__DATASET ENTRIES__
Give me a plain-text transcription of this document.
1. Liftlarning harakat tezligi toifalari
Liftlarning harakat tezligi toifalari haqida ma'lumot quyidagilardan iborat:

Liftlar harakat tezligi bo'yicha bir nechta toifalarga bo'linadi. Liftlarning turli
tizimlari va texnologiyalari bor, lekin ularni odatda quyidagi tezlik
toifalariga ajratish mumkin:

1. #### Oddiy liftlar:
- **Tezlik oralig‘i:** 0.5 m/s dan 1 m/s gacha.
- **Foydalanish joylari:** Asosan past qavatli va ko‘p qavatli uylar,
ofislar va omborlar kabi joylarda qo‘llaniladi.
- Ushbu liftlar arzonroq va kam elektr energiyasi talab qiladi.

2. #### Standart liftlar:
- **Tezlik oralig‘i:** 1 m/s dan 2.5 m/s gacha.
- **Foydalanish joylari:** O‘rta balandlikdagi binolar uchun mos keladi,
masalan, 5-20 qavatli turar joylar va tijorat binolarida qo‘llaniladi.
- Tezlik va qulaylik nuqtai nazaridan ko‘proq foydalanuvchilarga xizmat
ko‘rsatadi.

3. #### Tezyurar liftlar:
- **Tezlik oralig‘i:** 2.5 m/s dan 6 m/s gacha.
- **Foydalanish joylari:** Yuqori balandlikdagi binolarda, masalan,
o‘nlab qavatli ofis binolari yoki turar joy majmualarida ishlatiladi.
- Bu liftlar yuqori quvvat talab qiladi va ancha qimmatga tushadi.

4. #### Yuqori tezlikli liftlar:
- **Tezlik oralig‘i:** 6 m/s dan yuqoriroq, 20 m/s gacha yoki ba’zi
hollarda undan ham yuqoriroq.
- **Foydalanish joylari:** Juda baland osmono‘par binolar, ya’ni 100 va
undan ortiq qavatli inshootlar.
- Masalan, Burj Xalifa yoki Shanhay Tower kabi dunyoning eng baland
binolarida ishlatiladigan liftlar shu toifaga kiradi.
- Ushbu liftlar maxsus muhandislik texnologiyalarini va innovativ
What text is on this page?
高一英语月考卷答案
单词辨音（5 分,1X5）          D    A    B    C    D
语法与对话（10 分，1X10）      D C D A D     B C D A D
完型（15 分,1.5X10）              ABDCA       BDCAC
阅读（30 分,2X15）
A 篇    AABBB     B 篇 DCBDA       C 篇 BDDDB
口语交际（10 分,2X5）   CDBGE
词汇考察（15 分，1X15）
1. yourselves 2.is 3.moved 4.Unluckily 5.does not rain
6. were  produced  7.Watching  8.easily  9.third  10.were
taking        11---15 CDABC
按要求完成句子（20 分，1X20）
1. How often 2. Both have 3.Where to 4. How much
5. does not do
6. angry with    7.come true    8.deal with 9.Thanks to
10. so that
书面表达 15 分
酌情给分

__WORK TO COMPLETE__
Beginning at the line that holds "What text is on this page?", write out word for word each line through the end of the records.

__EXERCISE RESPONSE__
What text is on this page?
高一英语月考卷答案
单词辨音（5 分,1X5）          D    A    B    C    D
语法与对话（10 分，1X10）      D C D A D     B C D A D
完型（15 分,1.5X10）              ABDCA       BDCAC
阅读（30 分,2X15）
A 篇    AABBB     B 篇 DCBDA       C 篇 BDDDB
口语交际（10 分,2X5）   CDBGE
词汇考察（15 分，1X15）
1. yourselves 2.is 3.moved 4.Unluckily 5.does not rain
6. were  produced  7.Watching  8.easily  9.third  10.were
taking        11---15 CDABC
按要求完成句子（20 分，1X20）
1. How often 2. Both have 3.Where to 4. How much
5. does not do
6. angry with    7.come true    8.deal with 9.Thanks to
10. so that
书面表达 15 分
酌情给分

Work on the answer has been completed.